───── Task input ─────

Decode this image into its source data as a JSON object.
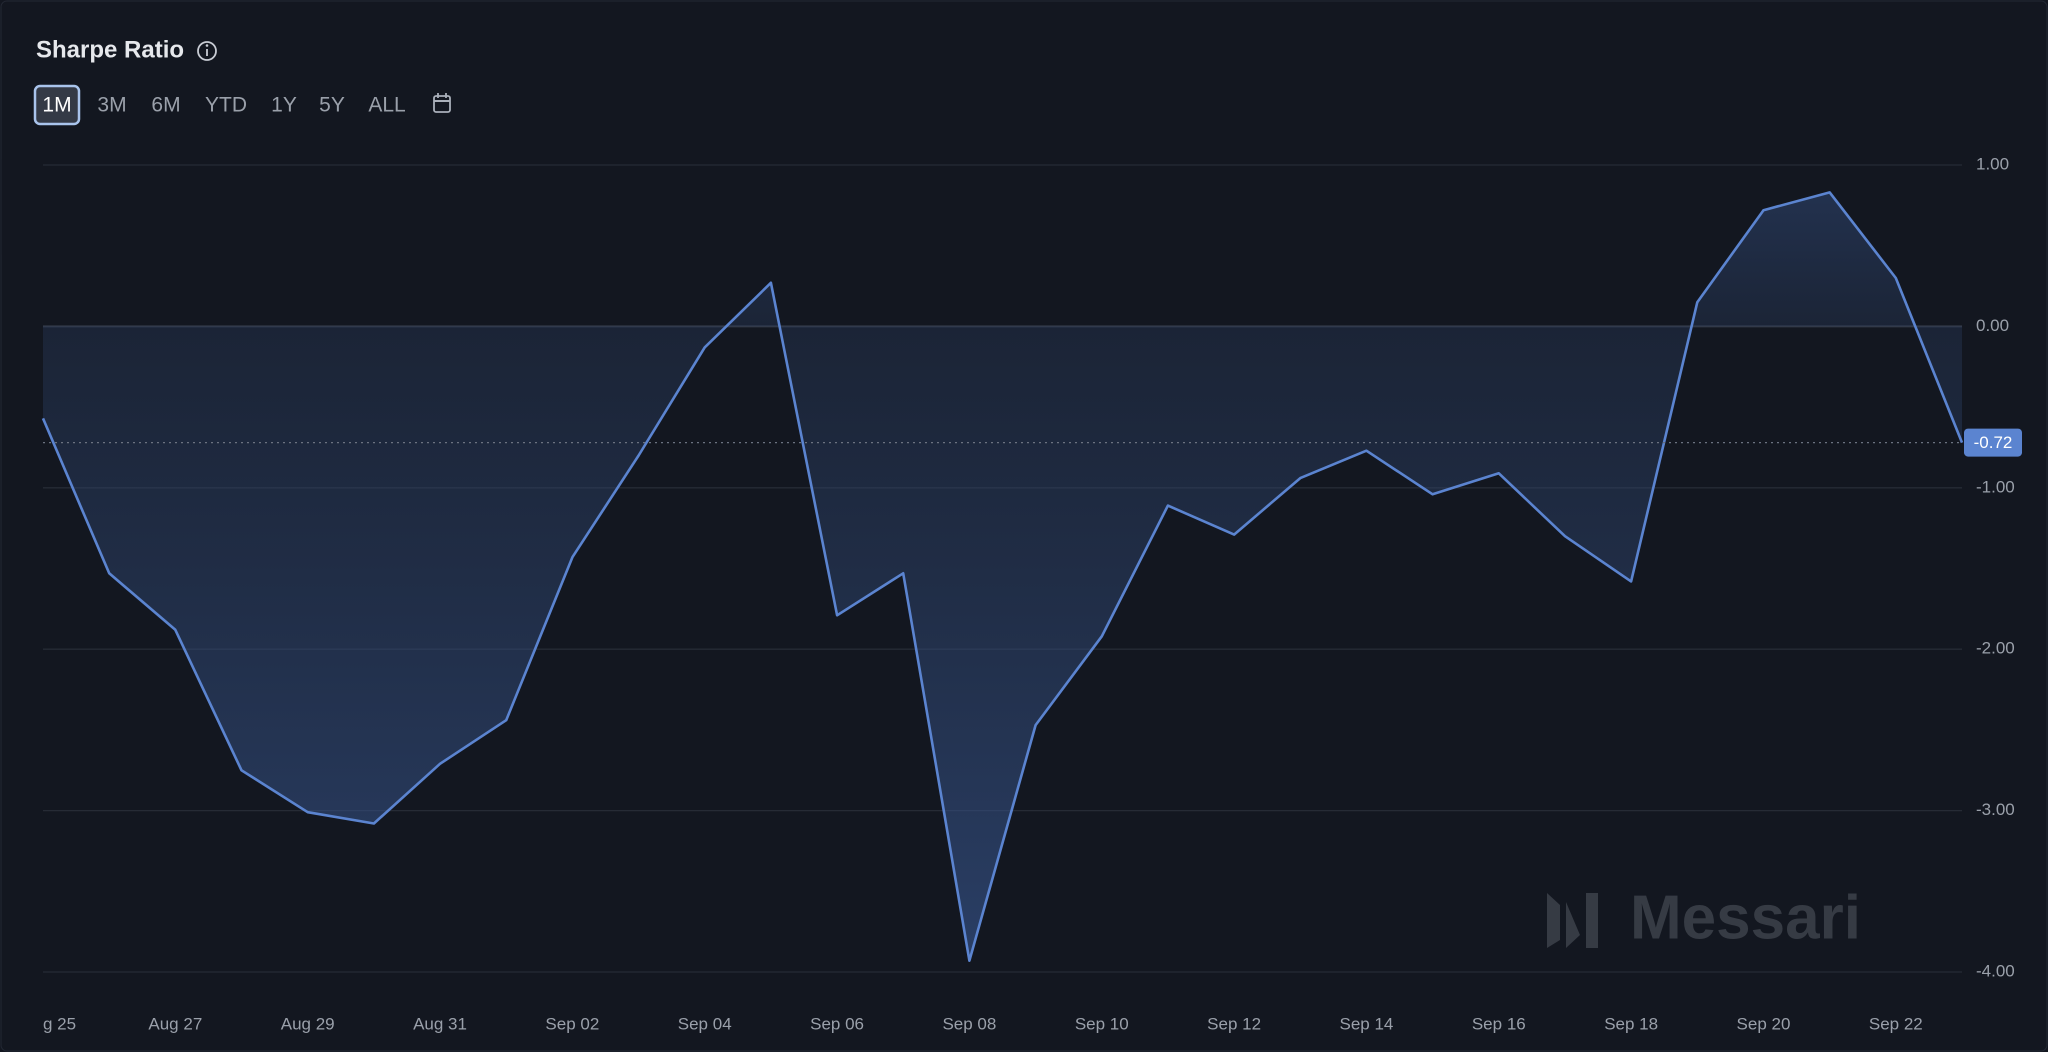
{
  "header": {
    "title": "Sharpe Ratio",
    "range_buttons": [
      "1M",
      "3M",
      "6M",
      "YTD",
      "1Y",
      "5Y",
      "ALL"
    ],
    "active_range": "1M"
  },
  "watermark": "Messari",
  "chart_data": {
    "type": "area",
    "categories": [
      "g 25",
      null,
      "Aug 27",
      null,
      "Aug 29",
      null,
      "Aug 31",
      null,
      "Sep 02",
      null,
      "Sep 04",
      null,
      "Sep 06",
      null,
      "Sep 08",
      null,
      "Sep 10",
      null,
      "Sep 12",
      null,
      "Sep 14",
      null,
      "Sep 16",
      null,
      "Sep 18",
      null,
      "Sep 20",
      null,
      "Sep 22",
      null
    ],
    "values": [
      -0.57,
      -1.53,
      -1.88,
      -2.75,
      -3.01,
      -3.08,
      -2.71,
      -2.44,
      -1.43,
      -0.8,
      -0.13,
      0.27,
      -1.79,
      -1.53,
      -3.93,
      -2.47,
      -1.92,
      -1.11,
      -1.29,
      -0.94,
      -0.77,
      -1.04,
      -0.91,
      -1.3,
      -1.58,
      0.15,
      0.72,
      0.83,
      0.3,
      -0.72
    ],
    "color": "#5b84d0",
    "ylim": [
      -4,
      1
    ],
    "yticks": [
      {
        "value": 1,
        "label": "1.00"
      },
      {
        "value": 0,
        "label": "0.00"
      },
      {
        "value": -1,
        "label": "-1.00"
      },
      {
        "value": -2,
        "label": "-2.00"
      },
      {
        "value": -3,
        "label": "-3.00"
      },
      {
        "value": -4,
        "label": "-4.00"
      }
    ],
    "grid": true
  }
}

─────

Challenge
Only lines with the string "label" belong in your answer; copy each one.

The response
        "label": "1.00"
        "label": "0.00"
        "label": "-1.00"
        "label": "-2.00"
        "label": "-3.00"
        "label": "-4.00"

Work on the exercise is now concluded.